Copy the records below exactly as they are written.

* Start *

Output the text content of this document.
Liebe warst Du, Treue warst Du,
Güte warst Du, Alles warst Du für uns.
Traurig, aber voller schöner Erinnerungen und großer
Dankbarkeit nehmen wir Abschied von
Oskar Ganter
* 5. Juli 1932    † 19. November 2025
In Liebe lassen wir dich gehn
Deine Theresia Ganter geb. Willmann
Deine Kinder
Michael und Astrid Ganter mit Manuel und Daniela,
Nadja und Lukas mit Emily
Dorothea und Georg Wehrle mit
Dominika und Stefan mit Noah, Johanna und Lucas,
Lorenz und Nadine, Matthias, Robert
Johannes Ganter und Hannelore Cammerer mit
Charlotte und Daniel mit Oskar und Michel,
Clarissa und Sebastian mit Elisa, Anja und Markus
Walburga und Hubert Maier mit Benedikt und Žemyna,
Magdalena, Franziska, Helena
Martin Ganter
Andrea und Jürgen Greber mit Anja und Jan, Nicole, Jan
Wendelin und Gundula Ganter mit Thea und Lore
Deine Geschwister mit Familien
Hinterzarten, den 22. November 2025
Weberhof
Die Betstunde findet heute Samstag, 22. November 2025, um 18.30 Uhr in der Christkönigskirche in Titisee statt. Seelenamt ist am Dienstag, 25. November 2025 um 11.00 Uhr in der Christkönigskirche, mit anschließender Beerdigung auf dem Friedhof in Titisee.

* End *

◆ **Full answer**
Output the text content of this document.
Liebe warst Du, Treue warst Du,
Güte warst Du, Alles warst Du für uns.
Traurig, aber voller schöner Erinnerungen und großer
Dankbarkeit nehmen wir Abschied von
Oskar Ganter
* 5. Juli 1932    † 19. November 2025
In Liebe lassen wir dich gehn
Deine Theresia Ganter geb. Willmann
Deine Kinder
Michael und Astrid Ganter mit Manuel und Daniela,
Nadja und Lukas mit Emily
Dorothea und Georg Wehrle mit
Dominika und Stefan mit Noah, Johanna und Lucas,
Lorenz und Nadine, Matthias, Robert
Johannes Ganter und Hannelore Cammerer mit
Charlotte und Daniel mit Oskar und Michel,
Clarissa und Sebastian mit Elisa, Anja und Markus
Walburga und Hubert Maier mit Benedikt und Žemyna,
Magdalena, Franziska, Helena
Martin Ganter
Andrea und Jürgen Greber mit Anja und Jan, Nicole, Jan
Wendelin und Gundula Ganter mit Thea und Lore
Deine Geschwister mit Familien
Hinterzarten, den 22. November 2025
Weberhof
Die Betstunde findet heute Samstag, 22. November 2025, um 18.30 Uhr in der Christkönigskirche in Titisee statt. Seelenamt ist am Dienstag, 25. November 2025 um 11.00 Uhr in der Christkönigskirche, mit anschließender Beerdigung auf dem Friedhof in Titisee.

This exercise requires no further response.